▶ _TASK TO COMPLETE_
Please repeat all of the listing exactly.

▶ _DATA ROWS_

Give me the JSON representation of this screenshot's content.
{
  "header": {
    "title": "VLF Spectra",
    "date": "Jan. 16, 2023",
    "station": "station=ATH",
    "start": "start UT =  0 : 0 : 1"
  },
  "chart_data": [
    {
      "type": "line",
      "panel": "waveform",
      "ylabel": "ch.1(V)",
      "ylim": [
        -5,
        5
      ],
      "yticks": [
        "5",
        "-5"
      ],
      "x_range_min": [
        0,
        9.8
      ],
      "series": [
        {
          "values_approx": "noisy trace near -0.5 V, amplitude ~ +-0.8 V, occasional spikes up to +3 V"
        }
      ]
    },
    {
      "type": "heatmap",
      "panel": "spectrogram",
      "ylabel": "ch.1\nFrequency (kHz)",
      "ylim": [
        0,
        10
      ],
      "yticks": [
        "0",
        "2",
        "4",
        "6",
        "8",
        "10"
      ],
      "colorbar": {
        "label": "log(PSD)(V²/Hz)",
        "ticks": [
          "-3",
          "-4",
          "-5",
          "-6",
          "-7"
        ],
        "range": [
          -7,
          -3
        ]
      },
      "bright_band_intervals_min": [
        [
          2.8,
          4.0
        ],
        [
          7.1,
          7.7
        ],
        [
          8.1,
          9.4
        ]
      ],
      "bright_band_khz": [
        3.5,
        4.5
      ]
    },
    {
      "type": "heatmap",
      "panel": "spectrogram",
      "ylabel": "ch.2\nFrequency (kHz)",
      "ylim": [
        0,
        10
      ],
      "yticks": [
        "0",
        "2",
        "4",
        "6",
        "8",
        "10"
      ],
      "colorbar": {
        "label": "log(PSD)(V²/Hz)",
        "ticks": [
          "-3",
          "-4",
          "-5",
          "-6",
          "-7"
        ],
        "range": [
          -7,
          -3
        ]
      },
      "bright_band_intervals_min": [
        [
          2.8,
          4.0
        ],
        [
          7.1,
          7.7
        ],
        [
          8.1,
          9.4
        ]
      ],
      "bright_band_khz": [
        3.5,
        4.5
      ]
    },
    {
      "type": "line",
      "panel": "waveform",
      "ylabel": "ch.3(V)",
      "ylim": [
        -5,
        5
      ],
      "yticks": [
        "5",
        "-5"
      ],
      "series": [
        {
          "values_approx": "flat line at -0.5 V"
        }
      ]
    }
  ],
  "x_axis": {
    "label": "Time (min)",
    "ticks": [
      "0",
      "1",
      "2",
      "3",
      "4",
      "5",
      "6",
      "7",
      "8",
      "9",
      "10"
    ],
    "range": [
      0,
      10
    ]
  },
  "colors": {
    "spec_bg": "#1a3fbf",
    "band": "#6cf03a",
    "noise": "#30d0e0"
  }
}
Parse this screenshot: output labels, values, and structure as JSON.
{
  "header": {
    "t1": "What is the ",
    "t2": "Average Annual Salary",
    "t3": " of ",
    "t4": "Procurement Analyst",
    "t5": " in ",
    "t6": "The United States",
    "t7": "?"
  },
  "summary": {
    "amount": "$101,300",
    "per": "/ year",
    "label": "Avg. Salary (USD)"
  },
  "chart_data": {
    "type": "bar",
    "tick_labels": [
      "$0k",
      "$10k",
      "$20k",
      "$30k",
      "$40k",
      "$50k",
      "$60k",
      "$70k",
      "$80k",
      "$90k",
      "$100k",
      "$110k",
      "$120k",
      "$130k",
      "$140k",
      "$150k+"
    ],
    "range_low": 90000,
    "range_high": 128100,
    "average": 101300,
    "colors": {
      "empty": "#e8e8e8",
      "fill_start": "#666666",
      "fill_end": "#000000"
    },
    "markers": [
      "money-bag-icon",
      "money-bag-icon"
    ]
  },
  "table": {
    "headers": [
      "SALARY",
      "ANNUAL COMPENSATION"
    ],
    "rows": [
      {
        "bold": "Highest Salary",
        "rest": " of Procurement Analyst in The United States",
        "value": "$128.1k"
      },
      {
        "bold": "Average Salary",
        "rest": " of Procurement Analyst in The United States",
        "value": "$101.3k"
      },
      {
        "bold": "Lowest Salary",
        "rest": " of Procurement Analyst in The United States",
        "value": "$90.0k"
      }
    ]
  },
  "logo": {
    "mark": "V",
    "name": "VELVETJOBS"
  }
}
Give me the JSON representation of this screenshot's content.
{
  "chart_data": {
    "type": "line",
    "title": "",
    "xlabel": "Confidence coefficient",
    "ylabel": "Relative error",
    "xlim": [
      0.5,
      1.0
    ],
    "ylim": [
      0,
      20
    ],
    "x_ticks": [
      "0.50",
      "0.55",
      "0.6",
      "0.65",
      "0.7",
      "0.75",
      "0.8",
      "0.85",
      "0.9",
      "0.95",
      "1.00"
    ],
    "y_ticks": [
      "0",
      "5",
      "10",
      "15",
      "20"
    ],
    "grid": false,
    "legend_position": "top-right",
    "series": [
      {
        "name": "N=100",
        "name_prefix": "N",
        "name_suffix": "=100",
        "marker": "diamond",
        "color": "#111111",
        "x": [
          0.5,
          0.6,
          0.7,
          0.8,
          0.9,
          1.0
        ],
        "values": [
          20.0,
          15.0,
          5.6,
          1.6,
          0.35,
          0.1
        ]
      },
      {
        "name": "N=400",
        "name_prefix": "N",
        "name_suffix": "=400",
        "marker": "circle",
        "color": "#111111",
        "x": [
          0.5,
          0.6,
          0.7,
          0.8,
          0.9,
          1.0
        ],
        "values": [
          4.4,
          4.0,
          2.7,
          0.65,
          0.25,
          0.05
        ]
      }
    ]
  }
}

▶ _SOLUTION TO THE PROBLEM_
Give me the JSON representation of this screenshot's content.
{
  "header": {
    "title": "VLF Spectra",
    "date": "Jan. 16, 2023",
    "station": "station=ATH",
    "start": "start UT =  0 : 0 : 1"
  },
  "chart_data": [
    {
      "type": "line",
      "panel": "waveform",
      "ylabel": "ch.1(V)",
      "ylim": [
        -5,
        5
      ],
      "yticks": [
        "5",
        "-5"
      ],
      "x_range_min": [
        0,
        9.8
      ],
      "series": [
        {
          "values_approx": "noisy trace near -0.5 V, amplitude ~ +-0.8 V, occasional spikes up to +3 V"
        }
      ]
    },
    {
      "type": "heatmap",
      "panel": "spectrogram",
      "ylabel": "ch.1\nFrequency (kHz)",
      "ylim": [
        0,
        10
      ],
      "yticks": [
        "0",
        "2",
        "4",
        "6",
        "8",
        "10"
      ],
      "colorbar": {
        "label": "log(PSD)(V²/Hz)",
        "ticks": [
          "-3",
          "-4",
          "-5",
          "-6",
          "-7"
        ],
        "range": [
          -7,
          -3
        ]
      },
      "bright_band_intervals_min": [
        [
          2.8,
          4.0
        ],
        [
          7.1,
          7.7
        ],
        [
          8.1,
          9.4
        ]
      ],
      "bright_band_khz": [
        3.5,
        4.5
      ]
    },
    {
      "type": "heatmap",
      "panel": "spectrogram",
      "ylabel": "ch.2\nFrequency (kHz)",
      "ylim": [
        0,
        10
      ],
      "yticks": [
        "0",
        "2",
        "4",
        "6",
        "8",
        "10"
      ],
      "colorbar": {
        "label": "log(PSD)(V²/Hz)",
        "ticks": [
          "-3",
          "-4",
          "-5",
          "-6",
          "-7"
        ],
        "range": [
          -7,
          -3
        ]
      },
      "bright_band_intervals_min": [
        [
          2.8,
          4.0
        ],
        [
          7.1,
          7.7
        ],
        [
          8.1,
          9.4
        ]
      ],
      "bright_band_khz": [
        3.5,
        4.5
      ]
    },
    {
      "type": "line",
      "panel": "waveform",
      "ylabel": "ch.3(V)",
      "ylim": [
        -5,
        5
      ],
      "yticks": [
        "5",
        "-5"
      ],
      "series": [
        {
          "values_approx": "flat line at -0.5 V"
        }
      ]
    }
  ],
  "x_axis": {
    "label": "Time (min)",
    "ticks": [
      "0",
      "1",
      "2",
      "3",
      "4",
      "5",
      "6",
      "7",
      "8",
      "9",
      "10"
    ],
    "range": [
      0,
      10
    ]
  },
  "colors": {
    "spec_bg": "#1a3fbf",
    "band": "#6cf03a",
    "noise": "#30d0e0"
  }
}
Parse this screenshot: output labels, values, and structure as JSON.
{
  "header": {
    "t1": "What is the ",
    "t2": "Average Annual Salary",
    "t3": " of ",
    "t4": "Procurement Analyst",
    "t5": " in ",
    "t6": "The United States",
    "t7": "?"
  },
  "summary": {
    "amount": "$101,300",
    "per": "/ year",
    "label": "Avg. Salary (USD)"
  },
  "chart_data": {
    "type": "bar",
    "tick_labels": [
      "$0k",
      "$10k",
      "$20k",
      "$30k",
      "$40k",
      "$50k",
      "$60k",
      "$70k",
      "$80k",
      "$90k",
      "$100k",
      "$110k",
      "$120k",
      "$130k",
      "$140k",
      "$150k+"
    ],
    "range_low": 90000,
    "range_high": 128100,
    "average": 101300,
    "colors": {
      "empty": "#e8e8e8",
      "fill_start": "#666666",
      "fill_end": "#000000"
    },
    "markers": [
      "money-bag-icon",
      "money-bag-icon"
    ]
  },
  "table": {
    "headers": [
      "SALARY",
      "ANNUAL COMPENSATION"
    ],
    "rows": [
      {
        "bold": "Highest Salary",
        "rest": " of Procurement Analyst in The United States",
        "value": "$128.1k"
      },
      {
        "bold": "Average Salary",
        "rest": " of Procurement Analyst in The United States",
        "value": "$101.3k"
      },
      {
        "bold": "Lowest Salary",
        "rest": " of Procurement Analyst in The United States",
        "value": "$90.0k"
      }
    ]
  },
  "logo": {
    "mark": "V",
    "name": "VELVETJOBS"
  }
}
Give me the JSON representation of this screenshot's content.
{
  "chart_data": {
    "type": "line",
    "title": "",
    "xlabel": "Confidence coefficient",
    "ylabel": "Relative error",
    "xlim": [
      0.5,
      1.0
    ],
    "ylim": [
      0,
      20
    ],
    "x_ticks": [
      "0.50",
      "0.55",
      "0.6",
      "0.65",
      "0.7",
      "0.75",
      "0.8",
      "0.85",
      "0.9",
      "0.95",
      "1.00"
    ],
    "y_ticks": [
      "0",
      "5",
      "10",
      "15",
      "20"
    ],
    "grid": false,
    "legend_position": "top-right",
    "series": [
      {
        "name": "N=100",
        "name_prefix": "N",
        "name_suffix": "=100",
        "marker": "diamond",
        "color": "#111111",
        "x": [
          0.5,
          0.6,
          0.7,
          0.8,
          0.9,
          1.0
        ],
        "values": [
          20.0,
          15.0,
          5.6,
          1.6,
          0.35,
          0.1
        ]
      },
      {
        "name": "N=400",
        "name_prefix": "N",
        "name_suffix": "=400",
        "marker": "circle",
        "color": "#111111",
        "x": [
          0.5,
          0.6,
          0.7,
          0.8,
          0.9,
          1.0
        ],
        "values": [
          4.4,
          4.0,
          2.7,
          0.65,
          0.25,
          0.05
        ]
      }
    ]
  }
}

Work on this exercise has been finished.